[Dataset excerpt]
** Start **

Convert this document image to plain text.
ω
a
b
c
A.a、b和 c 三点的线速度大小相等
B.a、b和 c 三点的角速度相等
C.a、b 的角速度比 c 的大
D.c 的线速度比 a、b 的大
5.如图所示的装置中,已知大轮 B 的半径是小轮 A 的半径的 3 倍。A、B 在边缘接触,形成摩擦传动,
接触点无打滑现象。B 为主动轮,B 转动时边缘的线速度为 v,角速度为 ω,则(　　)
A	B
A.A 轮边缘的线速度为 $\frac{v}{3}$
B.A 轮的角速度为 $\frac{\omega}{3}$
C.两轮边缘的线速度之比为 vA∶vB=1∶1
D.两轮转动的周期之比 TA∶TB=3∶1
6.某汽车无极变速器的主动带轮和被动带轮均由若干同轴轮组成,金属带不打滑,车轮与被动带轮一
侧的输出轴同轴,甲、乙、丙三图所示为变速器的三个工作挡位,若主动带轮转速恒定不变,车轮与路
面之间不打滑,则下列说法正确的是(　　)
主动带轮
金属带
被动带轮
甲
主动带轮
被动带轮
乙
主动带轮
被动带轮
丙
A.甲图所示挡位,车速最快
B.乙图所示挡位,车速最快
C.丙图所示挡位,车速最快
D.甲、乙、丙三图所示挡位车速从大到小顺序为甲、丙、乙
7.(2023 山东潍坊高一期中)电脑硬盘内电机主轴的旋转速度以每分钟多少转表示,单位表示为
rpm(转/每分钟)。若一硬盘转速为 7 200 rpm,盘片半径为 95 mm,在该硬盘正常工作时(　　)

** End **

## [Problem details]
Repeat every line of the records above exactly.

## [Problem solution]
Convert this document image to plain text.
ω
a
b
c
A.a、b和 c 三点的线速度大小相等
B.a、b和 c 三点的角速度相等
C.a、b 的角速度比 c 的大
D.c 的线速度比 a、b 的大
5.如图所示的装置中,已知大轮 B 的半径是小轮 A 的半径的 3 倍。A、B 在边缘接触,形成摩擦传动,
接触点无打滑现象。B 为主动轮,B 转动时边缘的线速度为 v,角速度为 ω,则(　　)
A	B
A.A 轮边缘的线速度为 $\frac{v}{3}$
B.A 轮的角速度为 $\frac{\omega}{3}$
C.两轮边缘的线速度之比为 vA∶vB=1∶1
D.两轮转动的周期之比 TA∶TB=3∶1
6.某汽车无极变速器的主动带轮和被动带轮均由若干同轴轮组成,金属带不打滑,车轮与被动带轮一
侧的输出轴同轴,甲、乙、丙三图所示为变速器的三个工作挡位,若主动带轮转速恒定不变,车轮与路
面之间不打滑,则下列说法正确的是(　　)
主动带轮
金属带
被动带轮
甲
主动带轮
被动带轮
乙
主动带轮
被动带轮
丙
A.甲图所示挡位,车速最快
B.乙图所示挡位,车速最快
C.丙图所示挡位,车速最快
D.甲、乙、丙三图所示挡位车速从大到小顺序为甲、丙、乙
7.(2023 山东潍坊高一期中)电脑硬盘内电机主轴的旋转速度以每分钟多少转表示,单位表示为
rpm(转/每分钟)。若一硬盘转速为 7 200 rpm,盘片半径为 95 mm,在该硬盘正常工作时(　　)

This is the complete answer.